• **Description of the task**
Reproduce exactly the lines below, starting with the line that contains "OCR this image." and ending with the last line of the records, both included, and nothing else.

(Stored records)
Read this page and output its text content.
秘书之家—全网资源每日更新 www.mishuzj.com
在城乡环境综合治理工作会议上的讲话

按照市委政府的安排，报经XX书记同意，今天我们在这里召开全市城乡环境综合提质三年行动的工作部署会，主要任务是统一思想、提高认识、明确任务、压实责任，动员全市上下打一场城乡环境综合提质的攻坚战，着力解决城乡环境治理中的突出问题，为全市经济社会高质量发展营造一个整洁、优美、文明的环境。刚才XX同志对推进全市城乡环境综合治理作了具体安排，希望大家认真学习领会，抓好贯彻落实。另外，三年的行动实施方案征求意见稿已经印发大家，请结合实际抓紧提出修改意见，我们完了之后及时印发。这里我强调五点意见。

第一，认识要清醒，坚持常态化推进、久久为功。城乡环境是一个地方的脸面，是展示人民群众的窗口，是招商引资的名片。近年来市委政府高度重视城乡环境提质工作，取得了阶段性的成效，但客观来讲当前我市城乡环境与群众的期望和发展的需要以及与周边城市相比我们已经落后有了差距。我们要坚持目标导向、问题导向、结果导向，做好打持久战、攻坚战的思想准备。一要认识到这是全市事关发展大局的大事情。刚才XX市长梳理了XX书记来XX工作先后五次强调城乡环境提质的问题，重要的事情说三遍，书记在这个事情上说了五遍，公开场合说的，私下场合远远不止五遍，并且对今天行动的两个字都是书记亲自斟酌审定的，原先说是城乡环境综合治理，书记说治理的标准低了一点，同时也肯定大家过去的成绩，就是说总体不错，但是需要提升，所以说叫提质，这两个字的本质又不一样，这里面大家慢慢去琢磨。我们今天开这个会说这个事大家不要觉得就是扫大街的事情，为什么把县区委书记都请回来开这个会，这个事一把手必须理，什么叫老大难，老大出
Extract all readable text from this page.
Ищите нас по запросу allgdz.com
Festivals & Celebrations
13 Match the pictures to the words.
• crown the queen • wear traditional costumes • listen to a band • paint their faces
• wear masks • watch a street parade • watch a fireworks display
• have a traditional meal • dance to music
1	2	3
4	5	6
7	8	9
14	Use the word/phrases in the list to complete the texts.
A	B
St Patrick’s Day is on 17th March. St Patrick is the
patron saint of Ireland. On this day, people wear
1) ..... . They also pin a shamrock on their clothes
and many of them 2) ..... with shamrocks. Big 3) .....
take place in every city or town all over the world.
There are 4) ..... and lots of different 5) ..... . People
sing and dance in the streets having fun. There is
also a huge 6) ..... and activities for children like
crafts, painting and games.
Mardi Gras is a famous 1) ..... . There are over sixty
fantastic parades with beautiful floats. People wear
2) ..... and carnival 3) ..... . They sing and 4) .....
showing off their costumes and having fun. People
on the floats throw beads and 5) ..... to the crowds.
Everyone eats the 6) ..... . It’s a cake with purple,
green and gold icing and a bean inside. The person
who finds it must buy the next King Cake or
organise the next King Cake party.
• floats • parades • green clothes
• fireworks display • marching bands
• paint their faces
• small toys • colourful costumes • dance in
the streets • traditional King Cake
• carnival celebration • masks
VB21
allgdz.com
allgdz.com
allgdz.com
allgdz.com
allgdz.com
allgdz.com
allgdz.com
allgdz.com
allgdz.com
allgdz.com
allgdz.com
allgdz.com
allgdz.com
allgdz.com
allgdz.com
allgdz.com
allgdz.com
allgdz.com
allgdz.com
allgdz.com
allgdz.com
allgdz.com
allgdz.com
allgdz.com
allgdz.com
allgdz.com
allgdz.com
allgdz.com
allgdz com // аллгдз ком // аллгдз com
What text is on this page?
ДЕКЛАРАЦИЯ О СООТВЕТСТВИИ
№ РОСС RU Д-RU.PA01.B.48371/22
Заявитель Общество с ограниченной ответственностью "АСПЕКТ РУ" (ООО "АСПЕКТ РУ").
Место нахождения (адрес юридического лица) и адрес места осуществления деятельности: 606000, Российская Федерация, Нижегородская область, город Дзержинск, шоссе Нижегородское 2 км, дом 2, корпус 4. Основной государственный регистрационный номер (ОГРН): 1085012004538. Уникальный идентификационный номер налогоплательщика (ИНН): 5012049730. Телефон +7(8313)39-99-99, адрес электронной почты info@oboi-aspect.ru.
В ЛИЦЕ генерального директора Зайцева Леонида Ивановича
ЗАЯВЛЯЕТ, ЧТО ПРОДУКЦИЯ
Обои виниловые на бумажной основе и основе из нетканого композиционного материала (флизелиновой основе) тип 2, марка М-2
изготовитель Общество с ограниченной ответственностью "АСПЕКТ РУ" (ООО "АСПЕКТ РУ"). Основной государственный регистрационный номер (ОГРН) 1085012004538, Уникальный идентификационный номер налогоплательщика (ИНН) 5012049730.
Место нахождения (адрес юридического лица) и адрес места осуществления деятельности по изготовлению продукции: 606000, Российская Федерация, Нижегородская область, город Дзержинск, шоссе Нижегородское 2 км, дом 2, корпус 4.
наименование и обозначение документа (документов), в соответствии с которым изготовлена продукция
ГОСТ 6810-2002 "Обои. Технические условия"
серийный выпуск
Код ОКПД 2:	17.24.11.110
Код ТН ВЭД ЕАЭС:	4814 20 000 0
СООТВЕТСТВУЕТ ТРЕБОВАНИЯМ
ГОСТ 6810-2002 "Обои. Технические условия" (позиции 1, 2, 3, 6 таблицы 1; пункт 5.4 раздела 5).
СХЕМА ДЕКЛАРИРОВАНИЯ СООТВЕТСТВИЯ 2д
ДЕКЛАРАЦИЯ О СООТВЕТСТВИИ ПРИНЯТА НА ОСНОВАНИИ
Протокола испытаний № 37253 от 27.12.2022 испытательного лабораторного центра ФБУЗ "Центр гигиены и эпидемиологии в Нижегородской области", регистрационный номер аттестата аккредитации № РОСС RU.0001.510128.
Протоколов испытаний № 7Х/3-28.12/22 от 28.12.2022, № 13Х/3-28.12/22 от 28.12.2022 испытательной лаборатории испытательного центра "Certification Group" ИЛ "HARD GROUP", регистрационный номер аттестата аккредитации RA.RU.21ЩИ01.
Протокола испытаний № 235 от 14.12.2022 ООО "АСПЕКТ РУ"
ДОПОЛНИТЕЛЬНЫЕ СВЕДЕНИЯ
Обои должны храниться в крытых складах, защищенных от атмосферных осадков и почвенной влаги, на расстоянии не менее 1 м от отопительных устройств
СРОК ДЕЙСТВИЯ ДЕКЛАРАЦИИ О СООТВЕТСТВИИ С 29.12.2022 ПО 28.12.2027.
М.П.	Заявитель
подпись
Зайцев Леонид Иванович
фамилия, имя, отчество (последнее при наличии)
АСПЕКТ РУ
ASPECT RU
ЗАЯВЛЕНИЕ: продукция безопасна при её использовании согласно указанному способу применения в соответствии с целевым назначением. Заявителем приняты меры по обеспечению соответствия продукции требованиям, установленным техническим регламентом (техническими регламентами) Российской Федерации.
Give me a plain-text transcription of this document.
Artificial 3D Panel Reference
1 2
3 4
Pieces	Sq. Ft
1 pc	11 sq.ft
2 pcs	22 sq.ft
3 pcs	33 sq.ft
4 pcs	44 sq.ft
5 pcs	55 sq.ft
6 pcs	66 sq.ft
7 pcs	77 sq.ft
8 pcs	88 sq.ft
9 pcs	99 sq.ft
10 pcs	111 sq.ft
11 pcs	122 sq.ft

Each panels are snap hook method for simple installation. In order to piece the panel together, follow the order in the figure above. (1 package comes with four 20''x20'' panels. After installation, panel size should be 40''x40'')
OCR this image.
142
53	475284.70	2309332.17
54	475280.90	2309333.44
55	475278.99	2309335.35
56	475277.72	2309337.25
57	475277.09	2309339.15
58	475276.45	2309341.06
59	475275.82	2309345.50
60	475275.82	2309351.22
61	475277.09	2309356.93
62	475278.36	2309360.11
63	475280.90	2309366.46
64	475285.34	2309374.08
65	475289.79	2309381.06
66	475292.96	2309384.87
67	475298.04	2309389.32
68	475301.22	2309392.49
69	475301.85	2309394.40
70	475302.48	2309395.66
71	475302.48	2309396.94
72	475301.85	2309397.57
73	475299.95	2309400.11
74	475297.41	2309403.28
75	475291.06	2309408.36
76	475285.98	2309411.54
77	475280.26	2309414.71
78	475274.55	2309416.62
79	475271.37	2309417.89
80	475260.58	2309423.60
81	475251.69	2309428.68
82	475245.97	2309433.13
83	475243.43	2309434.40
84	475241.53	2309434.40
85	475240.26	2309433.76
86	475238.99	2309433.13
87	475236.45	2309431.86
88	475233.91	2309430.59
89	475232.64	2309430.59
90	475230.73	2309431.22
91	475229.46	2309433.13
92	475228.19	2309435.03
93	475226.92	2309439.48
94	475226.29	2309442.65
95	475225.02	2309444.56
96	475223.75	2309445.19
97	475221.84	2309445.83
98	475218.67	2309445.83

• **Response to the task**
OCR this image.
142
53	475284.70	2309332.17
54	475280.90	2309333.44
55	475278.99	2309335.35
56	475277.72	2309337.25
57	475277.09	2309339.15
58	475276.45	2309341.06
59	475275.82	2309345.50
60	475275.82	2309351.22
61	475277.09	2309356.93
62	475278.36	2309360.11
63	475280.90	2309366.46
64	475285.34	2309374.08
65	475289.79	2309381.06
66	475292.96	2309384.87
67	475298.04	2309389.32
68	475301.22	2309392.49
69	475301.85	2309394.40
70	475302.48	2309395.66
71	475302.48	2309396.94
72	475301.85	2309397.57
73	475299.95	2309400.11
74	475297.41	2309403.28
75	475291.06	2309408.36
76	475285.98	2309411.54
77	475280.26	2309414.71
78	475274.55	2309416.62
79	475271.37	2309417.89
80	475260.58	2309423.60
81	475251.69	2309428.68
82	475245.97	2309433.13
83	475243.43	2309434.40
84	475241.53	2309434.40
85	475240.26	2309433.76
86	475238.99	2309433.13
87	475236.45	2309431.86
88	475233.91	2309430.59
89	475232.64	2309430.59
90	475230.73	2309431.22
91	475229.46	2309433.13
92	475228.19	2309435.03
93	475226.92	2309439.48
94	475226.29	2309442.65
95	475225.02	2309444.56
96	475223.75	2309445.19
97	475221.84	2309445.83
98	475218.67	2309445.83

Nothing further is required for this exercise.